Wednesday 28 April 2010

We kiss

...like children, dry lips, softly.

I sense you next to me in the cinema, we are in the back row, nobody can see us, it is in the daytime but we've sought out the dark. Dust dances in the flickering light just above our heads, suspended in an imaginary road leading somewhere, anywhere.

You are holding my right hand in yours, you look at me and smile, and this is when I kiss you.

I wasn't planning to, not now, but maybe all along, all these years that we have known each other.

I steal that kiss, just as this time is stolen, and we are sitting in the back so that nobody will spot us, we both know this, though neither of us has said so.

We think the same and say it, all the time. But this time, neither of us does. Some things don't bear being reminded about.

And this is why our first kiss is one between two children, because that is what I remember, you as a child, though of course we thought we were adults back then, and we kissed like adults, greedily, blindly.

As you kiss me back, the memory is buried at the back of my dirty laundry, so many garments waiting to be washed, maybe tomorrow, next week, just not right now.

But I find you, the taste of you in my mouth has been somewhere all along, and I am thinking, I could get used to you again.

Sometime soon, the lights will come on and we will go on as if nothing has happened. But I know you are looking at me when you think nobody can see it.

Saturday 17 April 2010

Fallout

It is raining outside today. Large drops falling almost straight, hardly any wind, and the harbor is rippled only by the impact of water on water.

The city is still sleeping, though I hesitate to call it a city, because it is not much more than a town really.

I have thought about whether I feel lonely. Whether I always felt lonely and thereby became a serial monogamist. It is weird. I never planned on having a boyfriend when I was younger. Sure, I liked guys but I've never really liked committment.

And I've never managed to form a relationship form which I got as much or more than I gave. With J and I, I guess we both gave more than we got. Our relationship turned into some kind of vortex that just sucked the life out of us both. The kind you read about in romatic novels, at the beginning, before the heroine realises that actually, the dashing guy next door is her true love. Like the opposite of gestalt theory, the whole is lesser than its parts.

So what am I afraid of? I, who barely know what fear is, unless it slaps me across the face with a fist, which it actually only did once for a brief moment during this last trauma.

My mother, always the pragmatic, told me several times to stop calling people, because she worried that they "would get tired of me". Experience of course showed that people didn't get tired of me, though they probably got used to me showing initiative and therefore rarely rang me first.

And maybe they didn't ring me first because there was something aloof about me, I had no fear. I might say no.

But I remembered my mother's words, and now I am worried of getting in touch with people, even though I do it, I don't feel entirely comfortable with it, except with my few very close friends whom I know I could call at any time of the day and they really would not mind.

Then there is the moving. I have moved around so much that I have never had time to settle into someone's social group. I am always welcome, never expected. Have I moved so much because I was afraid that if I tried to settle in, I wouldn't be accepted? I don't think so. I think this is just what I've had to sacrifice on the altar of my restlessness. Among other things. Though in a sense one could also say that at least they never have time to get tired of me.

_ _ _

- [TASK 1] Reproduce the stretch of the journal entries from "I wasn't planning" through "to you again.".
- [TASK 2] Decide whether each statement agrees with the journal entries, answering yes or no and quoting the deciding words: (a) the cinema scene takes place at night; (b) on the day of the "Fallout" entry it is raining with hardly any wind; (c) the writer's mother advised calling people more often.

_ _ _

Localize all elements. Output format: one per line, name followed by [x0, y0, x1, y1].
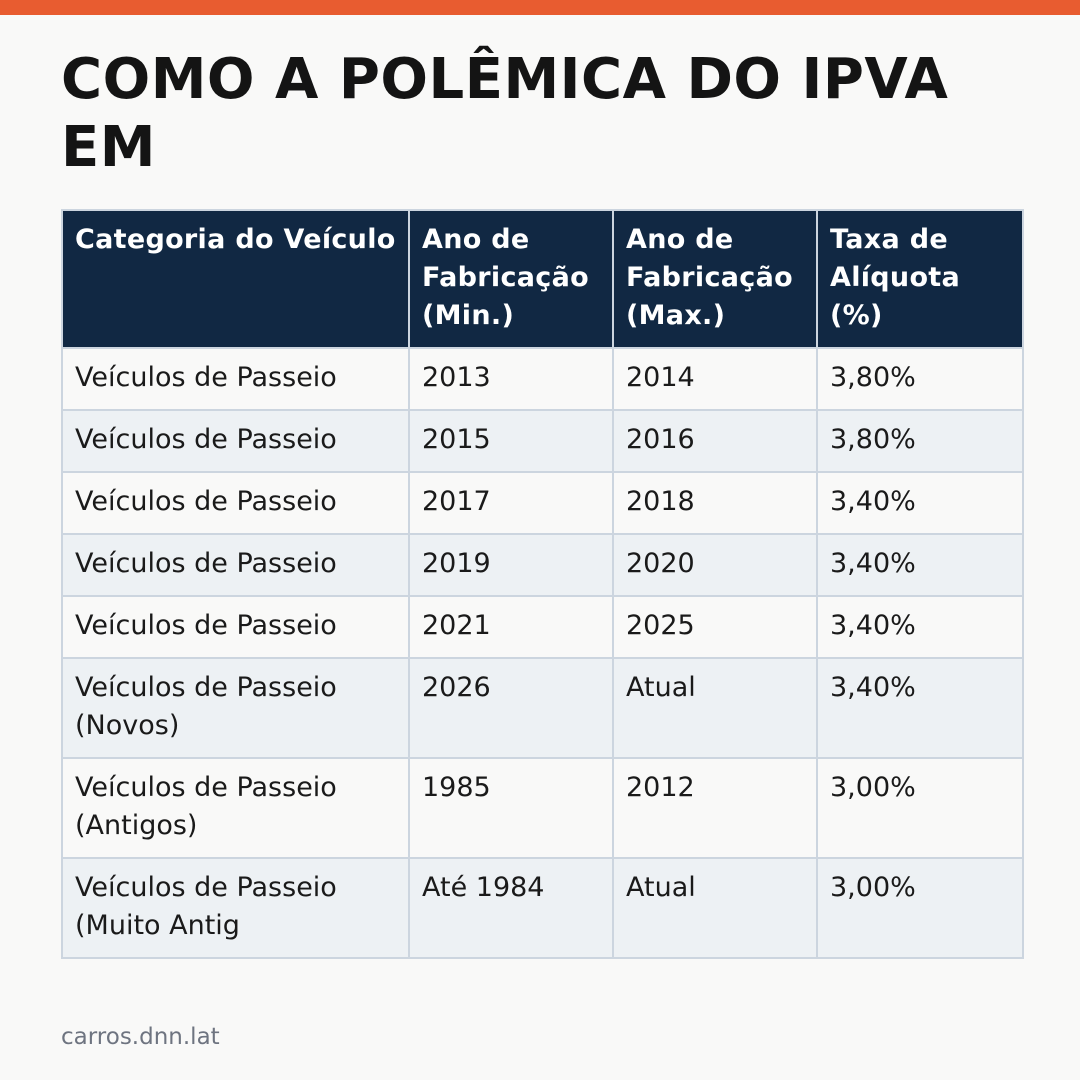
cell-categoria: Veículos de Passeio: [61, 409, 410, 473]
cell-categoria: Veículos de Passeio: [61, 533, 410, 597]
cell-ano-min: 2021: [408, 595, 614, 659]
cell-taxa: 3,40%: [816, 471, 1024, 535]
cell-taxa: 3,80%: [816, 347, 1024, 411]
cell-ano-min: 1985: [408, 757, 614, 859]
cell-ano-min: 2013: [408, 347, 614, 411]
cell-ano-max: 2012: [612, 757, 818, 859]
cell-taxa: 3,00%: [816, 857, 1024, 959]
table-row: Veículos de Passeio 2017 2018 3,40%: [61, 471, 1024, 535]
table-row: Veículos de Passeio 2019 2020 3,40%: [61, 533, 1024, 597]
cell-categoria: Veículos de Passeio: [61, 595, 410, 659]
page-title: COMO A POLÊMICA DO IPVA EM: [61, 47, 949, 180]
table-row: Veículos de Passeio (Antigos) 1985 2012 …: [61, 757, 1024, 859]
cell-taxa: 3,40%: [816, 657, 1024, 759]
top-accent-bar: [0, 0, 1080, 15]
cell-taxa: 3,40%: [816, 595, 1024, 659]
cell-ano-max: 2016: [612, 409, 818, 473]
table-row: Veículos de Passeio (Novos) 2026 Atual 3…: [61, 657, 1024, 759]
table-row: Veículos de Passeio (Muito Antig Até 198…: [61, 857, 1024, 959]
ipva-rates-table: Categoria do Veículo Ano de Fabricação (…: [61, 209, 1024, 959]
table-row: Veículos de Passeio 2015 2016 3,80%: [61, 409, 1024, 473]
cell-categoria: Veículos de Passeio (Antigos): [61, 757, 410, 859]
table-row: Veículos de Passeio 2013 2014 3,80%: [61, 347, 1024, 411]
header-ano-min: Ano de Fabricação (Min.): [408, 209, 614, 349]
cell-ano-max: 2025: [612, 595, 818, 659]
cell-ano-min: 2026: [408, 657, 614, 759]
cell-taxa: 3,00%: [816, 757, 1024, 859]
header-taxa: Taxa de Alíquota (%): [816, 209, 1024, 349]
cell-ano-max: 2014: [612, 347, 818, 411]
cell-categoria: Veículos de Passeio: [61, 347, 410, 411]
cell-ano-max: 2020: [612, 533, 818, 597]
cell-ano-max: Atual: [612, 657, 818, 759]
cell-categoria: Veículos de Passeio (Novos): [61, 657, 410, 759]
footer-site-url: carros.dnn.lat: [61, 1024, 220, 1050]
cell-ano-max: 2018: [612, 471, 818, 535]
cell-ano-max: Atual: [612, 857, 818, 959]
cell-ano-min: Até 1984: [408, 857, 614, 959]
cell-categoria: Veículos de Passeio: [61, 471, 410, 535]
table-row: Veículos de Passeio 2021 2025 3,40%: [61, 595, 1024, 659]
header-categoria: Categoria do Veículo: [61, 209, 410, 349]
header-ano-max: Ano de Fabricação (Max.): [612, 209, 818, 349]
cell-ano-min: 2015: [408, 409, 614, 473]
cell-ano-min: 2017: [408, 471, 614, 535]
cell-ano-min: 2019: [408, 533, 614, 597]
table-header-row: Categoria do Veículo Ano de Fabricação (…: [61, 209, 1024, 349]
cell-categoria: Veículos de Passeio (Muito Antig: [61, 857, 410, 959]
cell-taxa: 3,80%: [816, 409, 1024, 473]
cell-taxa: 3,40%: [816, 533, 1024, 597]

_ _ _

- [EXPECTED OUTPUT 1]
I wasn't planning to, not now, but maybe all along, all these years that we have known each other.

I steal that kiss, just as this time is stolen, and we are sitting in the back so that nobody will spot us, we both know this, though neither of us has said so.

We think the same and say it, all the time. But this time, neither of us does. Some things don't bear being reminded about.

And this is why our first kiss is one between two children, because that is what I remember, you as a child, though of course we thought we were adults back then, and we kissed like adults, greedily, blindly.

As you kiss me back, the memory is buried at the back of my dirty laundry, so many garments waiting to be washed, maybe tomorrow, next week, just not right now.

But I find you, the taste of you in my mouth has been somewhere all along, and I am thinking, I could get used to you again.

- [EXPECTED OUTPUT 2]
(a) No: "it is in the daytime but we've sought out the dark."
(b) Yes: "Large drops falling almost straight, hardly any wind"
(c) No: "told me several times to stop calling people"